-------- DATASET

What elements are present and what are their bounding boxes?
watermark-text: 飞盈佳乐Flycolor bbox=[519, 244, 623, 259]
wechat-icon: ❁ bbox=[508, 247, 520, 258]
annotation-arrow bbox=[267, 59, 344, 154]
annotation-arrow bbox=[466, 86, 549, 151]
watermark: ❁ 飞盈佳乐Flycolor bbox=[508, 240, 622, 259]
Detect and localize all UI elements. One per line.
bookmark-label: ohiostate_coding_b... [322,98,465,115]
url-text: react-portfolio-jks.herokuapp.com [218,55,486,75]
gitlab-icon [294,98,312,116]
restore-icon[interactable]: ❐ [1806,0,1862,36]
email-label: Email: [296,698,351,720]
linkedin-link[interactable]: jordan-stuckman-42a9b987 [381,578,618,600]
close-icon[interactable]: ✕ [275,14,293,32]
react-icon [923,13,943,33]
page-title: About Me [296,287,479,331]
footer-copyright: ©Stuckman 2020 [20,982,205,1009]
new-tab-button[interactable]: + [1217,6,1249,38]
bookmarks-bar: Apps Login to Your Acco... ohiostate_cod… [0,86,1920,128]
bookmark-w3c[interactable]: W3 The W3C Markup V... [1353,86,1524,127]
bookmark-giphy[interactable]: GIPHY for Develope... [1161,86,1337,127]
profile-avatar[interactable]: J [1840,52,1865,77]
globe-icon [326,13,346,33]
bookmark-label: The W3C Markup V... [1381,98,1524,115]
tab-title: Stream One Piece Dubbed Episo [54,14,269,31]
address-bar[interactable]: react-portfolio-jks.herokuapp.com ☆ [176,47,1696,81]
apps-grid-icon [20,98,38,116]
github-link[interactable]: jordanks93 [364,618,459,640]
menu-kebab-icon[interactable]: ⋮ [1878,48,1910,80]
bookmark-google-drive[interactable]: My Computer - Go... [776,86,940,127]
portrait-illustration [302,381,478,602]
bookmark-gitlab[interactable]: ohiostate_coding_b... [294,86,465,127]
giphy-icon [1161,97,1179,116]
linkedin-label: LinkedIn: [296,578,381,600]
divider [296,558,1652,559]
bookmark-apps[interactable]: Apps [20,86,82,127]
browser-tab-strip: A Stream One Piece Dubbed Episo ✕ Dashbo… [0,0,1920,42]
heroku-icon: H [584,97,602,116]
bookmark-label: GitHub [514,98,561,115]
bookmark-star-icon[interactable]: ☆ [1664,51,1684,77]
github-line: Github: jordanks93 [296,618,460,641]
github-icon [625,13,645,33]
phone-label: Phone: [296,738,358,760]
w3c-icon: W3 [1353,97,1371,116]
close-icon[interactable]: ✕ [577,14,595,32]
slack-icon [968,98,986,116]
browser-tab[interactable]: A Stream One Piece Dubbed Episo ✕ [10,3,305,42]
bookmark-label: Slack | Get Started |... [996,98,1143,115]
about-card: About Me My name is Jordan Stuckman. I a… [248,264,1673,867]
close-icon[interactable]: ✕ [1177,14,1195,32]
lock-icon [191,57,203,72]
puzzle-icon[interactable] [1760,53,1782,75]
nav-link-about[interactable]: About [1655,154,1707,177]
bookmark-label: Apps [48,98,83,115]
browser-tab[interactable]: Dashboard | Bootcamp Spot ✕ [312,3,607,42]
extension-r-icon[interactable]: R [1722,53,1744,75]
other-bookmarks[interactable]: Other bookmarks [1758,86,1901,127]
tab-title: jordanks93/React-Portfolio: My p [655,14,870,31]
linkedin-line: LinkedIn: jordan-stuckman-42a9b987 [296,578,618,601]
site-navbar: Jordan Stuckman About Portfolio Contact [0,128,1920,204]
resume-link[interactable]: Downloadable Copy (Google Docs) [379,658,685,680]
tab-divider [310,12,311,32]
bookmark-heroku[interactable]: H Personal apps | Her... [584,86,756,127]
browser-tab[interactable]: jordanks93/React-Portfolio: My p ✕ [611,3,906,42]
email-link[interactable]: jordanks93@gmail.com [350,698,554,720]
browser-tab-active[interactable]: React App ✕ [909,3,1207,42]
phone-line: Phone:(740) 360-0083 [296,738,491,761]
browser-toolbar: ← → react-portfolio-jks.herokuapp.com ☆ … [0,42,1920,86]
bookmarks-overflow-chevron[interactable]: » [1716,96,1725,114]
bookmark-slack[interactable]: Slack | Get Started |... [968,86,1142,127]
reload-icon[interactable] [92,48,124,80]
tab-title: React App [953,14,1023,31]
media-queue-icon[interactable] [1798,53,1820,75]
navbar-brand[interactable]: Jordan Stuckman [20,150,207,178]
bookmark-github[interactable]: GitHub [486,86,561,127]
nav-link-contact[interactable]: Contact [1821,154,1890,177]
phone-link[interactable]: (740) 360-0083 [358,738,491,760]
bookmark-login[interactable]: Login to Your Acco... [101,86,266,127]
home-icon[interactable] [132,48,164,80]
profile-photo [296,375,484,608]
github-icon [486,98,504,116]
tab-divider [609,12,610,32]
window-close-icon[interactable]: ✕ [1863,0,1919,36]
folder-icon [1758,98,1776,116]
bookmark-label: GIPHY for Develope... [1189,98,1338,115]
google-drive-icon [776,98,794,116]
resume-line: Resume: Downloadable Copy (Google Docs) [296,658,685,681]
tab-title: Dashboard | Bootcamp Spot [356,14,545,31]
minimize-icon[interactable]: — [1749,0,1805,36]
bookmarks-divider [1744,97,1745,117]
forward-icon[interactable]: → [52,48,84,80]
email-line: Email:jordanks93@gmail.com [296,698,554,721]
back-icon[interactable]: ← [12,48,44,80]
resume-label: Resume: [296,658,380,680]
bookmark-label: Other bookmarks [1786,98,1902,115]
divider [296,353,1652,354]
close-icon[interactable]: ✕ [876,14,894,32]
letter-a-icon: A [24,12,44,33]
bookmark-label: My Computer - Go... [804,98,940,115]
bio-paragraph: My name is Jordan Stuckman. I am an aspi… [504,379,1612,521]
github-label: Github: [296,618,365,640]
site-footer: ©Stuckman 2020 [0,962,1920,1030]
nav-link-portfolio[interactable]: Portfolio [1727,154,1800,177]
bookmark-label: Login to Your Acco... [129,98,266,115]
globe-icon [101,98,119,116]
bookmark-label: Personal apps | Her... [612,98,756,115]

----------------

REQUEST —
Copy these lines word for word.

TASK RESULT —
What elements are present and what are their bounding boxes?
watermark-text: 飞盈佳乐Flycolor bbox=[519, 244, 623, 259]
wechat-icon: ❁ bbox=[508, 247, 520, 258]
annotation-arrow bbox=[267, 59, 344, 154]
annotation-arrow bbox=[466, 86, 549, 151]
watermark: ❁ 飞盈佳乐Flycolor bbox=[508, 240, 622, 259]
Detect and localize all UI elements. One per line.
bookmark-label: ohiostate_coding_b... [322,98,465,115]
url-text: react-portfolio-jks.herokuapp.com [218,55,486,75]
gitlab-icon [294,98,312,116]
restore-icon[interactable]: ❐ [1806,0,1862,36]
email-label: Email: [296,698,351,720]
linkedin-link[interactable]: jordan-stuckman-42a9b987 [381,578,618,600]
close-icon[interactable]: ✕ [275,14,293,32]
react-icon [923,13,943,33]
page-title: About Me [296,287,479,331]
footer-copyright: ©Stuckman 2020 [20,982,205,1009]
new-tab-button[interactable]: + [1217,6,1249,38]
bookmarks-bar: Apps Login to Your Acco... ohiostate_cod… [0,86,1920,128]
bookmark-w3c[interactable]: W3 The W3C Markup V... [1353,86,1524,127]
bookmark-giphy[interactable]: GIPHY for Develope... [1161,86,1337,127]
profile-avatar[interactable]: J [1840,52,1865,77]
globe-icon [326,13,346,33]
bookmark-label: The W3C Markup V... [1381,98,1524,115]
tab-title: Stream One Piece Dubbed Episo [54,14,269,31]
address-bar[interactable]: react-portfolio-jks.herokuapp.com ☆ [176,47,1696,81]
apps-grid-icon [20,98,38,116]
github-link[interactable]: jordanks93 [364,618,459,640]
menu-kebab-icon[interactable]: ⋮ [1878,48,1910,80]
bookmark-google-drive[interactable]: My Computer - Go... [776,86,940,127]
portrait-illustration [302,381,478,602]
bookmark-gitlab[interactable]: ohiostate_coding_b... [294,86,465,127]
giphy-icon [1161,97,1179,116]
linkedin-label: LinkedIn: [296,578,381,600]
divider [296,558,1652,559]
bookmark-apps[interactable]: Apps [20,86,82,127]
browser-tab-strip: A Stream One Piece Dubbed Episo ✕ Dashbo… [0,0,1920,42]
heroku-icon: H [584,97,602,116]
bookmark-label: GitHub [514,98,561,115]
bookmark-star-icon[interactable]: ☆ [1664,51,1684,77]
github-line: Github: jordanks93 [296,618,460,641]
github-icon [625,13,645,33]
phone-label: Phone: [296,738,358,760]
w3c-icon: W3 [1353,97,1371,116]
close-icon[interactable]: ✕ [577,14,595,32]
slack-icon [968,98,986,116]
browser-tab[interactable]: A Stream One Piece Dubbed Episo ✕ [10,3,305,42]
bookmark-label: Slack | Get Started |... [996,98,1143,115]
about-card: About Me My name is Jordan Stuckman. I a… [248,264,1673,867]
close-icon[interactable]: ✕ [1177,14,1195,32]
lock-icon [191,57,203,72]
puzzle-icon[interactable] [1760,53,1782,75]
nav-link-about[interactable]: About [1655,154,1707,177]
bookmark-label: Apps [48,98,83,115]
browser-tab[interactable]: Dashboard | Bootcamp Spot ✕ [312,3,607,42]
extension-r-icon[interactable]: R [1722,53,1744,75]
other-bookmarks[interactable]: Other bookmarks [1758,86,1901,127]
tab-title: jordanks93/React-Portfolio: My p [655,14,870,31]
linkedin-line: LinkedIn: jordan-stuckman-42a9b987 [296,578,618,601]
site-navbar: Jordan Stuckman About Portfolio Contact [0,128,1920,204]
resume-link[interactable]: Downloadable Copy (Google Docs) [379,658,685,680]
tab-divider [310,12,311,32]
bookmark-heroku[interactable]: H Personal apps | Her... [584,86,756,127]
browser-tab[interactable]: jordanks93/React-Portfolio: My p ✕ [611,3,906,42]
email-link[interactable]: jordanks93@gmail.com [350,698,554,720]
browser-tab-active[interactable]: React App ✕ [909,3,1207,42]
phone-line: Phone:(740) 360-0083 [296,738,491,761]
browser-toolbar: ← → react-portfolio-jks.herokuapp.com ☆ … [0,42,1920,86]
bookmarks-overflow-chevron[interactable]: » [1716,96,1725,114]
bookmark-slack[interactable]: Slack | Get Started |... [968,86,1142,127]
reload-icon[interactable] [92,48,124,80]
tab-title: React App [953,14,1023,31]
media-queue-icon[interactable] [1798,53,1820,75]
navbar-brand[interactable]: Jordan Stuckman [20,150,207,178]
bookmark-github[interactable]: GitHub [486,86,561,127]
nav-link-contact[interactable]: Contact [1821,154,1890,177]
phone-link[interactable]: (740) 360-0083 [358,738,491,760]
bookmark-login[interactable]: Login to Your Acco... [101,86,266,127]
home-icon[interactable] [132,48,164,80]
profile-photo [296,375,484,608]
github-icon [486,98,504,116]
tab-divider [609,12,610,32]
window-close-icon[interactable]: ✕ [1863,0,1919,36]
folder-icon [1758,98,1776,116]
bookmark-label: GIPHY for Develope... [1189,98,1338,115]
google-drive-icon [776,98,794,116]
resume-line: Resume: Downloadable Copy (Google Docs) [296,658,685,681]
tab-title: Dashboard | Bootcamp Spot [356,14,545,31]
minimize-icon[interactable]: — [1749,0,1805,36]
bookmarks-divider [1744,97,1745,117]
forward-icon[interactable]: → [52,48,84,80]
email-line: Email:jordanks93@gmail.com [296,698,554,721]
back-icon[interactable]: ← [12,48,44,80]
resume-label: Resume: [296,658,380,680]
bookmark-label: Other bookmarks [1786,98,1902,115]
divider [296,353,1652,354]
close-icon[interactable]: ✕ [876,14,894,32]
letter-a-icon: A [24,12,44,33]
bookmark-label: My Computer - Go... [804,98,940,115]
bio-paragraph: My name is Jordan Stuckman. I am an aspi… [504,379,1612,521]
github-label: Github: [296,618,365,640]
site-footer: ©Stuckman 2020 [0,962,1920,1030]
nav-link-portfolio[interactable]: Portfolio [1727,154,1800,177]
bookmark-label: Login to Your Acco... [129,98,266,115]
globe-icon [101,98,119,116]
bookmark-label: Personal apps | Her... [612,98,756,115]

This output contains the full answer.